Фрагмент текста -
━━━
Однако в случае с Энтони Винером грех был, но грехопадения не было. Он — самый невинный грешник из политиков. Было желание предстать во всей своей красе перед дамами-респондентками, но не было поступка, а тем более проступка или преступления. Даже если, на чей-нибудь пуританский взгляд, и было, то «преступление и наказание» не адекватны. По-любому, наказание превышает «преступление». Виртуальное преступление и реальное наказание. Нет, конечно, Энтони Винер — не совсем без вины виноватый. Кто спорит, стыд и срам для американского законодателя рассылать пусть не похабель, но свои не совсем пристойные фотки по Инету — даже не обнаженки, а полуобнаженки, в трусиках, но с очевидно эрегированным фаллосом, да еще завязывать электронный флирт с незнакомыми дамами! Тем более это был не просто виртуальный промискуитет, а еще и адюльтер — измена жене. Которая была к тому же беременна. Скандал усугублялся еще тем, что его супруга Хума Абедин — тоже видный политик, состояла в штате Госдепартамента и в качестве ближайшего помощника Хиллари Клинтон сопровождала ту в зарубежных поездках, особенно в мусульманские страны, будучи сама мусульманкой по вере (детство прошло в Саудовской Аравии). Ее мама Салеха жаловалась, что Хума больше времени проводит со своей патроншей, чем с ней. С либеральной точки зрения Энтони Винер и Хума Абедин были редкой и идеальной парой: еврей и мусульманка. Дружба народов — вот бы их примеру последовали на Ближнем Востоке иудеи и арабы!

Когда разразился этот секс-скандал, я гадал о причинах непристойного и недостойного поведения Энтони Винера. Желание расслабиться от супружеской жизни и политической деятельности? Эксгибиционизм? Сексуальный бзик-заскок? Заточенность на виртуальных сексизмах? Клиника в голове?
━━━
Строки данных -
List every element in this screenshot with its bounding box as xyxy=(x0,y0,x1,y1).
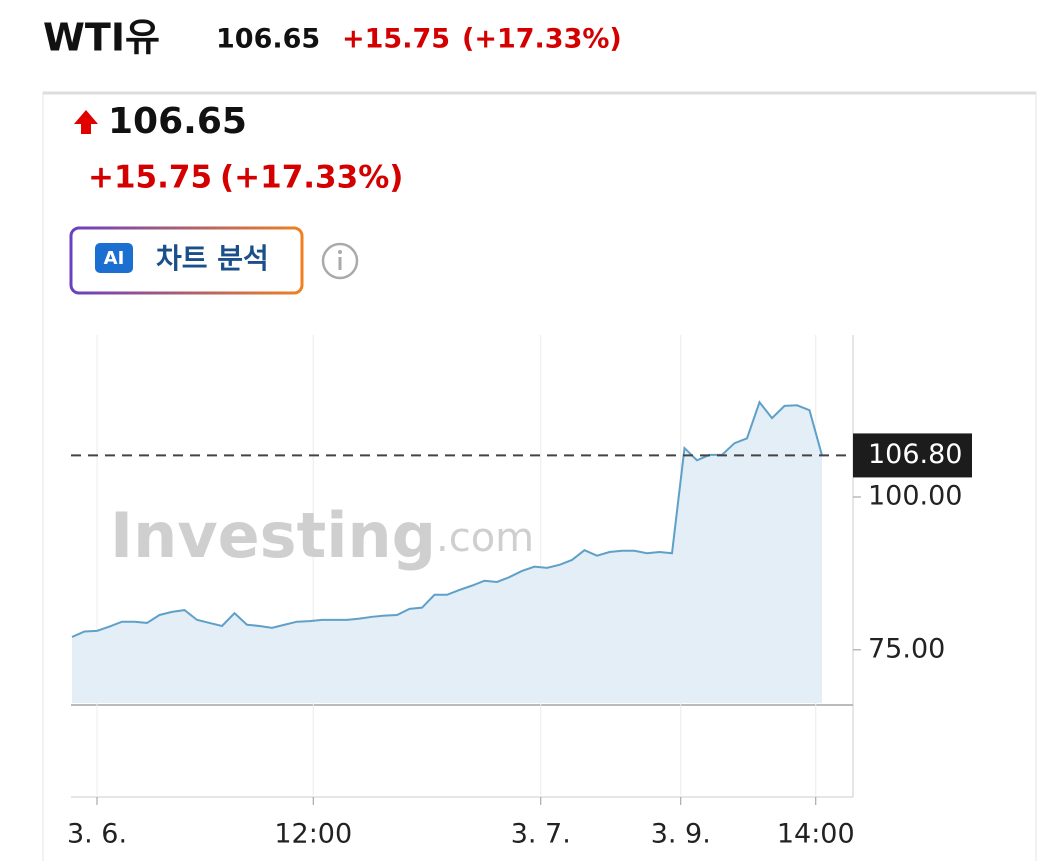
━━━
Что предстоит сделать -
A - Перечислите всех людей, которые названы по имени во фрагменте о скандале с Энтони Винером.
B - Перепишите дословно часть фрагмента о скандале с Энтони Винером, начиная со слов «Когда разразился этот» и далее вплоть до слов «Клиника в голове?».

Список решений -
A - Энтони Винер, Хума Абедин, Хиллари Клинтон, Салеха

B -
Когда разразился этот секс-скандал, я гадал о причинах непристойного и недостойного поведения Энтони Винера. Желание расслабиться от супружеской жизни и политической деятельности? Эксгибиционизм? Сексуальный бзик-заскок? Заточенность на виртуальных сексизмах? Клиника в голове?